Task directions: Please repeat all of the lines that follow, exactly as written.

Data rows:
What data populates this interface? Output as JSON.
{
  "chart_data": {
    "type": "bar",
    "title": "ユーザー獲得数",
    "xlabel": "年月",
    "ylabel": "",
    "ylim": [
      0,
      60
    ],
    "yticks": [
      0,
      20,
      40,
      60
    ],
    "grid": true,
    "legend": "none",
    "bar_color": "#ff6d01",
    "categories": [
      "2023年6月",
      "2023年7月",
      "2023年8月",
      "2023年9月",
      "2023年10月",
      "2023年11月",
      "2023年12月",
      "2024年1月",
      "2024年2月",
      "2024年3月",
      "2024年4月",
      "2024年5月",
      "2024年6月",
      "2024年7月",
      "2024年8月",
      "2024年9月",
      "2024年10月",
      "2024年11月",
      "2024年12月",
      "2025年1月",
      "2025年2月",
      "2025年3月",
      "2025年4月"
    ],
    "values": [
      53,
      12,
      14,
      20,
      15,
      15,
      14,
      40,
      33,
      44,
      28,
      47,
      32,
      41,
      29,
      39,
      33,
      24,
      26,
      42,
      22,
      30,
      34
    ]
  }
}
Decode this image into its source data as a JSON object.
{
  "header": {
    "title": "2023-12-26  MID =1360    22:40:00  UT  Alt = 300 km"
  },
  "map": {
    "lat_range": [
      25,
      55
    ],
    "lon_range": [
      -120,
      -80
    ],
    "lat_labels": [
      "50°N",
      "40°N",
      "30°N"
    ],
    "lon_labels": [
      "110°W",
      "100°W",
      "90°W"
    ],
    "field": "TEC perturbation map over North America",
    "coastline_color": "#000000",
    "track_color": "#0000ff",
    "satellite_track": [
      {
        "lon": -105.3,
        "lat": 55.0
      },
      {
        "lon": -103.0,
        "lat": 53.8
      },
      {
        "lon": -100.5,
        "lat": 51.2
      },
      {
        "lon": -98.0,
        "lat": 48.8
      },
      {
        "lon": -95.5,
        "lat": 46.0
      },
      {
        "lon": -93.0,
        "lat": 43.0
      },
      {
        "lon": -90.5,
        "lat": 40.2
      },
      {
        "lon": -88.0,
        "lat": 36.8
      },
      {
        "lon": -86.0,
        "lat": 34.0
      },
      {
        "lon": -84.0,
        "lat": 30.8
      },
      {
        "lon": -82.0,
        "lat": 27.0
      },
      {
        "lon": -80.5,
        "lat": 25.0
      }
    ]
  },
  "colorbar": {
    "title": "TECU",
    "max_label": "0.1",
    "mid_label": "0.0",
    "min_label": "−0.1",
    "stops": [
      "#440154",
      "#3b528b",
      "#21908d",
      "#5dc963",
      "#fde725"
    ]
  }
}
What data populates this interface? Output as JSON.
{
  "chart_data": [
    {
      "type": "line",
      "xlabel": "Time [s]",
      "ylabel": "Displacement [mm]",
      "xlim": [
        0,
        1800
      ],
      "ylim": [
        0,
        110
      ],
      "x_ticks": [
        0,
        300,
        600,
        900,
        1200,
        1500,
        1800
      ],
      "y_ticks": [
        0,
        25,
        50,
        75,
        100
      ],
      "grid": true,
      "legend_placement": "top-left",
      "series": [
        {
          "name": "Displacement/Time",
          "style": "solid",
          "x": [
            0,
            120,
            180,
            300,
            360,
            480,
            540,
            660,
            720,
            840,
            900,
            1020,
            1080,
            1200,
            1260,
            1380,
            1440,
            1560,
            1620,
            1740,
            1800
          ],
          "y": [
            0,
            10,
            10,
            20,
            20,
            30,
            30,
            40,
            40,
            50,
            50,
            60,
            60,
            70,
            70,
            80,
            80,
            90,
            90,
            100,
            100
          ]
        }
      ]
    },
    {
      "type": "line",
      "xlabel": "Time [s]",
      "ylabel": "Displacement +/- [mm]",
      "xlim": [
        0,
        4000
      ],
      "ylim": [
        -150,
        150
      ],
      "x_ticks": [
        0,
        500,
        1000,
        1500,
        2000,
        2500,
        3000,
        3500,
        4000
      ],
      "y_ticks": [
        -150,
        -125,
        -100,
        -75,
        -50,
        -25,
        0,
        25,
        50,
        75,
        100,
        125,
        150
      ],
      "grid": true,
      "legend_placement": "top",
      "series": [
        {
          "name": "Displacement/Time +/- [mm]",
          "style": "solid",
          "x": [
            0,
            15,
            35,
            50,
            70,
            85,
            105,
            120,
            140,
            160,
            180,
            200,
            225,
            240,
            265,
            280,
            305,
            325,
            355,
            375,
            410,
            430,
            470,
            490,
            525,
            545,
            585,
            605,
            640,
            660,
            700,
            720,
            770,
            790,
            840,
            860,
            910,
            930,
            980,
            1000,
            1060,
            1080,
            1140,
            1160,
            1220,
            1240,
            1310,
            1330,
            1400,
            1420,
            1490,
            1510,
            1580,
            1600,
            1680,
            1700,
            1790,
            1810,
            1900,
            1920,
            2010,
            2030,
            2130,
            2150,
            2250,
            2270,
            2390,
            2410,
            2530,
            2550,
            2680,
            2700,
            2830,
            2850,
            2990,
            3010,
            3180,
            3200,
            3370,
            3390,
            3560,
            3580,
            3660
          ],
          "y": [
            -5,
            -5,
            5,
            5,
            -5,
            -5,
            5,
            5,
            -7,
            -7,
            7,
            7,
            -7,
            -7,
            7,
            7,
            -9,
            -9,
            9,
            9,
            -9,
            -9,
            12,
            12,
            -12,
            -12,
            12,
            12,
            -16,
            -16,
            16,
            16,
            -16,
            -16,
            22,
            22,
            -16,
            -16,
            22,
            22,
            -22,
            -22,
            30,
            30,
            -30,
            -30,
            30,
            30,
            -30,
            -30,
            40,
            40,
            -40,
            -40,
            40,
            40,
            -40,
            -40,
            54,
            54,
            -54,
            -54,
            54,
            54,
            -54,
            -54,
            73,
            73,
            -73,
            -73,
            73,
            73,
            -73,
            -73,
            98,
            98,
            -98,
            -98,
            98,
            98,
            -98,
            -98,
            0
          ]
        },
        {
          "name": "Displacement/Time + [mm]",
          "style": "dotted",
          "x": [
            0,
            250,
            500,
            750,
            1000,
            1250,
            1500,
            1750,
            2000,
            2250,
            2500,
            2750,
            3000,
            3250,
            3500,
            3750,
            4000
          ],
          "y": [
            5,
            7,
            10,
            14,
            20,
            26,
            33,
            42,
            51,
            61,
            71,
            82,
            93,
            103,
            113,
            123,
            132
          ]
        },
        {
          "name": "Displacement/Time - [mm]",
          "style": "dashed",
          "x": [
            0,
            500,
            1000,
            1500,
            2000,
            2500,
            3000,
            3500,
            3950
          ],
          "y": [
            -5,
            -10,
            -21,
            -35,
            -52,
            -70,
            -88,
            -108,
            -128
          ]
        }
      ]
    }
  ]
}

Problem solution:
What data populates this interface? Output as JSON.
{
  "chart_data": {
    "type": "bar",
    "title": "ユーザー獲得数",
    "xlabel": "年月",
    "ylabel": "",
    "ylim": [
      0,
      60
    ],
    "yticks": [
      0,
      20,
      40,
      60
    ],
    "grid": true,
    "legend": "none",
    "bar_color": "#ff6d01",
    "categories": [
      "2023年6月",
      "2023年7月",
      "2023年8月",
      "2023年9月",
      "2023年10月",
      "2023年11月",
      "2023年12月",
      "2024年1月",
      "2024年2月",
      "2024年3月",
      "2024年4月",
      "2024年5月",
      "2024年6月",
      "2024年7月",
      "2024年8月",
      "2024年9月",
      "2024年10月",
      "2024年11月",
      "2024年12月",
      "2025年1月",
      "2025年2月",
      "2025年3月",
      "2025年4月"
    ],
    "values": [
      53,
      12,
      14,
      20,
      15,
      15,
      14,
      40,
      33,
      44,
      28,
      47,
      32,
      41,
      29,
      39,
      33,
      24,
      26,
      42,
      22,
      30,
      34
    ]
  }
}
Decode this image into its source data as a JSON object.
{
  "header": {
    "title": "2023-12-26  MID =1360    22:40:00  UT  Alt = 300 km"
  },
  "map": {
    "lat_range": [
      25,
      55
    ],
    "lon_range": [
      -120,
      -80
    ],
    "lat_labels": [
      "50°N",
      "40°N",
      "30°N"
    ],
    "lon_labels": [
      "110°W",
      "100°W",
      "90°W"
    ],
    "field": "TEC perturbation map over North America",
    "coastline_color": "#000000",
    "track_color": "#0000ff",
    "satellite_track": [
      {
        "lon": -105.3,
        "lat": 55.0
      },
      {
        "lon": -103.0,
        "lat": 53.8
      },
      {
        "lon": -100.5,
        "lat": 51.2
      },
      {
        "lon": -98.0,
        "lat": 48.8
      },
      {
        "lon": -95.5,
        "lat": 46.0
      },
      {
        "lon": -93.0,
        "lat": 43.0
      },
      {
        "lon": -90.5,
        "lat": 40.2
      },
      {
        "lon": -88.0,
        "lat": 36.8
      },
      {
        "lon": -86.0,
        "lat": 34.0
      },
      {
        "lon": -84.0,
        "lat": 30.8
      },
      {
        "lon": -82.0,
        "lat": 27.0
      },
      {
        "lon": -80.5,
        "lat": 25.0
      }
    ]
  },
  "colorbar": {
    "title": "TECU",
    "max_label": "0.1",
    "mid_label": "0.0",
    "min_label": "−0.1",
    "stops": [
      "#440154",
      "#3b528b",
      "#21908d",
      "#5dc963",
      "#fde725"
    ]
  }
}
What data populates this interface? Output as JSON.
{
  "chart_data": [
    {
      "type": "line",
      "xlabel": "Time [s]",
      "ylabel": "Displacement [mm]",
      "xlim": [
        0,
        1800
      ],
      "ylim": [
        0,
        110
      ],
      "x_ticks": [
        0,
        300,
        600,
        900,
        1200,
        1500,
        1800
      ],
      "y_ticks": [
        0,
        25,
        50,
        75,
        100
      ],
      "grid": true,
      "legend_placement": "top-left",
      "series": [
        {
          "name": "Displacement/Time",
          "style": "solid",
          "x": [
            0,
            120,
            180,
            300,
            360,
            480,
            540,
            660,
            720,
            840,
            900,
            1020,
            1080,
            1200,
            1260,
            1380,
            1440,
            1560,
            1620,
            1740,
            1800
          ],
          "y": [
            0,
            10,
            10,
            20,
            20,
            30,
            30,
            40,
            40,
            50,
            50,
            60,
            60,
            70,
            70,
            80,
            80,
            90,
            90,
            100,
            100
          ]
        }
      ]
    },
    {
      "type": "line",
      "xlabel": "Time [s]",
      "ylabel": "Displacement +/- [mm]",
      "xlim": [
        0,
        4000
      ],
      "ylim": [
        -150,
        150
      ],
      "x_ticks": [
        0,
        500,
        1000,
        1500,
        2000,
        2500,
        3000,
        3500,
        4000
      ],
      "y_ticks": [
        -150,
        -125,
        -100,
        -75,
        -50,
        -25,
        0,
        25,
        50,
        75,
        100,
        125,
        150
      ],
      "grid": true,
      "legend_placement": "top",
      "series": [
        {
          "name": "Displacement/Time +/- [mm]",
          "style": "solid",
          "x": [
            0,
            15,
            35,
            50,
            70,
            85,
            105,
            120,
            140,
            160,
            180,
            200,
            225,
            240,
            265,
            280,
            305,
            325,
            355,
            375,
            410,
            430,
            470,
            490,
            525,
            545,
            585,
            605,
            640,
            660,
            700,
            720,
            770,
            790,
            840,
            860,
            910,
            930,
            980,
            1000,
            1060,
            1080,
            1140,
            1160,
            1220,
            1240,
            1310,
            1330,
            1400,
            1420,
            1490,
            1510,
            1580,
            1600,
            1680,
            1700,
            1790,
            1810,
            1900,
            1920,
            2010,
            2030,
            2130,
            2150,
            2250,
            2270,
            2390,
            2410,
            2530,
            2550,
            2680,
            2700,
            2830,
            2850,
            2990,
            3010,
            3180,
            3200,
            3370,
            3390,
            3560,
            3580,
            3660
          ],
          "y": [
            -5,
            -5,
            5,
            5,
            -5,
            -5,
            5,
            5,
            -7,
            -7,
            7,
            7,
            -7,
            -7,
            7,
            7,
            -9,
            -9,
            9,
            9,
            -9,
            -9,
            12,
            12,
            -12,
            -12,
            12,
            12,
            -16,
            -16,
            16,
            16,
            -16,
            -16,
            22,
            22,
            -16,
            -16,
            22,
            22,
            -22,
            -22,
            30,
            30,
            -30,
            -30,
            30,
            30,
            -30,
            -30,
            40,
            40,
            -40,
            -40,
            40,
            40,
            -40,
            -40,
            54,
            54,
            -54,
            -54,
            54,
            54,
            -54,
            -54,
            73,
            73,
            -73,
            -73,
            73,
            73,
            -73,
            -73,
            98,
            98,
            -98,
            -98,
            98,
            98,
            -98,
            -98,
            0
          ]
        },
        {
          "name": "Displacement/Time + [mm]",
          "style": "dotted",
          "x": [
            0,
            250,
            500,
            750,
            1000,
            1250,
            1500,
            1750,
            2000,
            2250,
            2500,
            2750,
            3000,
            3250,
            3500,
            3750,
            4000
          ],
          "y": [
            5,
            7,
            10,
            14,
            20,
            26,
            33,
            42,
            51,
            61,
            71,
            82,
            93,
            103,
            113,
            123,
            132
          ]
        },
        {
          "name": "Displacement/Time - [mm]",
          "style": "dashed",
          "x": [
            0,
            500,
            1000,
            1500,
            2000,
            2500,
            3000,
            3500,
            3950
          ],
          "y": [
            -5,
            -10,
            -21,
            -35,
            -52,
            -70,
            -88,
            -108,
            -128
          ]
        }
      ]
    }
  ]
}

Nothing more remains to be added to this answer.